> [Aim]: Rewrite all the rows below, replacing "parameters" with "settings" wherever it appears and keeping everything else unchanged. Leave out the pictures.

> [Dataset records]:
>> begin

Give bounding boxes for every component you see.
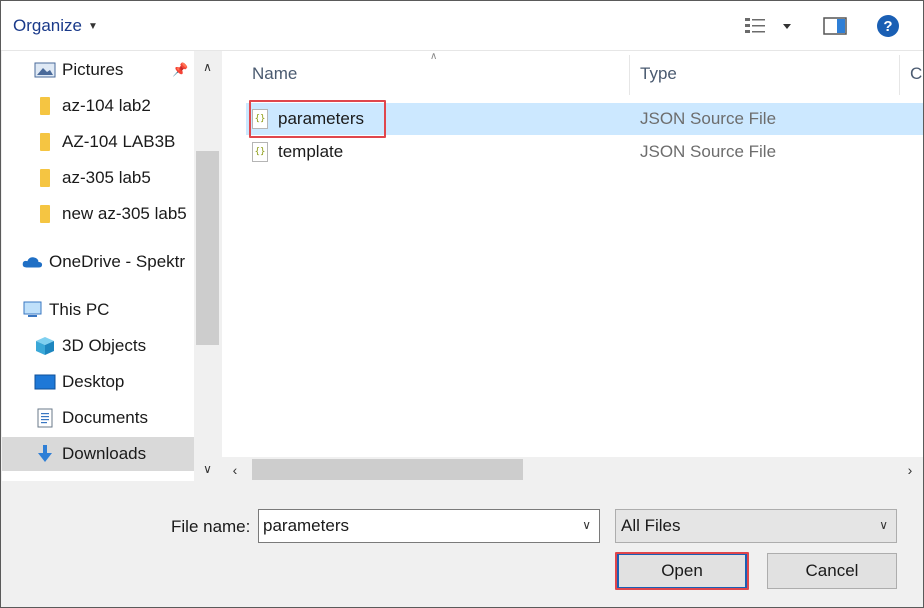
nav-item-label: new az-305 lab5 <box>62 204 187 223</box>
desktop-icon <box>34 372 56 392</box>
file-name: template <box>278 142 344 161</box>
file-list-horizontal-scrollbar[interactable]: ‹ › <box>222 457 923 482</box>
nav-item-label: Desktop <box>62 372 125 391</box>
column-divider[interactable] <box>899 55 900 95</box>
nav-item-documents[interactable]: Documents <box>2 401 194 435</box>
chevron-down-icon[interactable]: ∨ <box>582 518 591 532</box>
nav-item-label: 3D Objects <box>62 336 147 355</box>
file-row-template[interactable]: {} template JSON Source File <box>246 136 923 168</box>
file-name-label: File name: <box>171 517 251 536</box>
documents-icon <box>34 408 56 428</box>
navigation-pane: Pictures 📌 az-104 lab2 AZ-104 LAB3B az-3… <box>2 51 221 481</box>
file-type: JSON Source File <box>640 109 777 128</box>
change-view-button[interactable] <box>743 13 797 39</box>
folder-icon <box>34 204 56 224</box>
column-header-name[interactable]: Name <box>252 51 297 97</box>
file-name: parameters <box>278 109 364 128</box>
nav-item-label: OneDrive - Spektr <box>49 252 186 271</box>
file-type-filter-select[interactable]: All Files ∨ <box>615 509 897 543</box>
pin-icon: 📌 <box>172 62 189 77</box>
chevron-down-icon[interactable]: ∨ <box>879 518 888 532</box>
nav-item-label: This PC <box>49 300 110 319</box>
nav-item-label: Pictures <box>62 60 124 79</box>
json-file-icon: {} <box>252 142 268 162</box>
preview-pane-button[interactable] <box>821 13 849 39</box>
organize-label: Organize <box>13 16 82 35</box>
downloads-icon <box>34 444 56 464</box>
nav-scroll-thumb[interactable] <box>196 151 219 345</box>
nav-item-onedrive[interactable]: OneDrive - Spektr <box>2 245 194 279</box>
nav-item-desktop[interactable]: Desktop <box>2 365 194 399</box>
nav-item-label: AZ-104 LAB3B <box>62 132 176 151</box>
folder-icon <box>34 168 56 188</box>
3d-objects-icon <box>34 336 56 356</box>
column-header-type[interactable]: Type <box>640 51 677 97</box>
file-name-combobox[interactable]: ∨ <box>258 509 600 543</box>
file-name-input[interactable] <box>263 516 563 536</box>
nav-item-this-pc[interactable]: This PC <box>2 293 194 327</box>
nav-item-label: Documents <box>62 408 148 427</box>
nav-item-label: Downloads <box>62 444 147 463</box>
nav-item-new-az-305-lab5[interactable]: new az-305 lab5 <box>2 197 194 231</box>
help-button[interactable]: ? <box>875 13 901 39</box>
file-type-filter-value: All Files <box>621 516 681 535</box>
file-open-dialog: Organize ▼ ? Pictures 📌 az-104 lab2 AZ-1… <box>0 0 924 608</box>
nav-item-3d-objects[interactable]: 3D Objects <box>2 329 194 363</box>
folder-icon <box>34 132 56 152</box>
organize-menu[interactable]: Organize ▼ <box>13 16 98 36</box>
details-view-icon <box>745 18 791 33</box>
folder-icon <box>34 96 56 116</box>
column-divider[interactable] <box>629 55 630 95</box>
this-pc-icon <box>21 300 43 320</box>
onedrive-icon <box>21 252 43 272</box>
caret-down-icon: ▼ <box>87 20 98 32</box>
toolbar: Organize ▼ ? <box>1 1 923 51</box>
help-icon: ? <box>877 15 899 37</box>
preview-pane-icon <box>823 17 847 35</box>
scroll-down-icon[interactable]: ∨ <box>194 457 221 481</box>
nav-item-downloads[interactable]: Downloads <box>2 437 194 471</box>
nav-item-az-104-lab3b[interactable]: AZ-104 LAB3B <box>2 125 194 159</box>
nav-item-label: az-305 lab5 <box>62 168 151 187</box>
nav-vertical-scrollbar[interactable]: ∧ ∨ <box>194 51 221 481</box>
nav-item-label: az-104 lab2 <box>62 96 151 115</box>
nav-item-az-305-lab5[interactable]: az-305 lab5 <box>2 161 194 195</box>
open-button[interactable]: Open <box>617 553 747 589</box>
file-list: ∧ Name Type Co {} parameters JSON Source… <box>222 51 923 481</box>
sort-ascending-icon: ∧ <box>430 51 438 62</box>
nav-item-pictures[interactable]: Pictures <box>2 53 194 87</box>
scroll-right-icon[interactable]: › <box>897 457 923 482</box>
file-row-parameters[interactable]: {} parameters JSON Source File <box>246 103 923 135</box>
nav-item-az-104-lab2[interactable]: az-104 lab2 <box>2 89 194 123</box>
json-file-icon: {} <box>252 109 268 129</box>
column-header-partial[interactable]: Co <box>910 51 923 97</box>
scroll-left-icon[interactable]: ‹ <box>222 457 248 482</box>
cancel-button[interactable]: Cancel <box>767 553 897 589</box>
hscroll-thumb[interactable] <box>252 459 523 480</box>
file-type: JSON Source File <box>640 142 777 161</box>
pictures-icon <box>34 60 56 80</box>
scroll-up-icon[interactable]: ∧ <box>194 55 221 79</box>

>> end

> [Problem solution]:
Give bounding boxes for every component you see.
nav-item-label: new az-305 lab5 <box>62 204 187 223</box>
desktop-icon <box>34 372 56 392</box>
file-name: template <box>278 142 344 161</box>
file-list-horizontal-scrollbar[interactable]: ‹ › <box>222 457 923 482</box>
nav-item-label: Desktop <box>62 372 125 391</box>
column-divider[interactable] <box>899 55 900 95</box>
nav-item-documents[interactable]: Documents <box>2 401 194 435</box>
chevron-down-icon[interactable]: ∨ <box>582 518 591 532</box>
nav-item-label: 3D Objects <box>62 336 147 355</box>
file-row-template[interactable]: {} template JSON Source File <box>246 136 923 168</box>
file-name-label: File name: <box>171 517 251 536</box>
documents-icon <box>34 408 56 428</box>
navigation-pane: Pictures 📌 az-104 lab2 AZ-104 LAB3B az-3… <box>2 51 221 481</box>
file-type: JSON Source File <box>640 109 777 128</box>
change-view-button[interactable] <box>743 13 797 39</box>
folder-icon <box>34 204 56 224</box>
column-header-name[interactable]: Name <box>252 51 297 97</box>
file-name: settings <box>278 109 364 128</box>
nav-item-label: OneDrive - Spektr <box>49 252 186 271</box>
file-type-filter-select[interactable]: All Files ∨ <box>615 509 897 543</box>
pin-icon: 📌 <box>172 62 189 77</box>
chevron-down-icon[interactable]: ∨ <box>879 518 888 532</box>
nav-item-label: This PC <box>49 300 110 319</box>
nav-item-label: Pictures <box>62 60 124 79</box>
json-file-icon: {} <box>252 142 268 162</box>
preview-pane-button[interactable] <box>821 13 849 39</box>
organize-label: Organize <box>13 16 82 35</box>
downloads-icon <box>34 444 56 464</box>
nav-scroll-thumb[interactable] <box>196 151 219 345</box>
nav-item-onedrive[interactable]: OneDrive - Spektr <box>2 245 194 279</box>
nav-item-desktop[interactable]: Desktop <box>2 365 194 399</box>
nav-item-label: AZ-104 LAB3B <box>62 132 176 151</box>
folder-icon <box>34 168 56 188</box>
3d-objects-icon <box>34 336 56 356</box>
column-header-type[interactable]: Type <box>640 51 677 97</box>
file-name-combobox[interactable]: ∨ <box>258 509 600 543</box>
file-name-input[interactable] <box>263 516 563 536</box>
nav-item-this-pc[interactable]: This PC <box>2 293 194 327</box>
nav-item-label: Documents <box>62 408 148 427</box>
nav-item-label: Downloads <box>62 444 147 463</box>
nav-item-new-az-305-lab5[interactable]: new az-305 lab5 <box>2 197 194 231</box>
help-button[interactable]: ? <box>875 13 901 39</box>
file-type-filter-value: All Files <box>621 516 681 535</box>
file-open-dialog: Organize ▼ ? Pictures 📌 az-104 lab2 AZ-1… <box>0 0 924 608</box>
nav-item-3d-objects[interactable]: 3D Objects <box>2 329 194 363</box>
folder-icon <box>34 132 56 152</box>
organize-menu[interactable]: Organize ▼ <box>13 16 98 36</box>
details-view-icon <box>745 18 791 33</box>
folder-icon <box>34 96 56 116</box>
column-divider[interactable] <box>629 55 630 95</box>
this-pc-icon <box>21 300 43 320</box>
onedrive-icon <box>21 252 43 272</box>
caret-down-icon: ▼ <box>87 20 98 32</box>
toolbar: Organize ▼ ? <box>1 1 923 51</box>
help-icon: ? <box>877 15 899 37</box>
preview-pane-icon <box>823 17 847 35</box>
scroll-down-icon[interactable]: ∨ <box>194 457 221 481</box>
nav-item-downloads[interactable]: Downloads <box>2 437 194 471</box>
nav-item-az-104-lab3b[interactable]: AZ-104 LAB3B <box>2 125 194 159</box>
nav-item-label: az-305 lab5 <box>62 168 151 187</box>
nav-vertical-scrollbar[interactable]: ∧ ∨ <box>194 51 221 481</box>
nav-item-label: az-104 lab2 <box>62 96 151 115</box>
nav-item-az-305-lab5[interactable]: az-305 lab5 <box>2 161 194 195</box>
open-button[interactable]: Open <box>617 553 747 589</box>
file-list: ∧ Name Type Co {} settings JSON Source… <box>222 51 923 481</box>
sort-ascending-icon: ∧ <box>430 51 438 62</box>
nav-item-pictures[interactable]: Pictures <box>2 53 194 87</box>
scroll-right-icon[interactable]: › <box>897 457 923 482</box>
file-row-settings[interactable]: {} settings JSON Source File <box>246 103 923 135</box>
nav-item-az-104-lab2[interactable]: az-104 lab2 <box>2 89 194 123</box>
json-file-icon: {} <box>252 109 268 129</box>
column-header-partial[interactable]: Co <box>910 51 923 97</box>
scroll-left-icon[interactable]: ‹ <box>222 457 248 482</box>
cancel-button[interactable]: Cancel <box>767 553 897 589</box>
hscroll-thumb[interactable] <box>252 459 523 480</box>
file-type: JSON Source File <box>640 142 777 161</box>
pictures-icon <box>34 60 56 80</box>
scroll-up-icon[interactable]: ∧ <box>194 55 221 79</box>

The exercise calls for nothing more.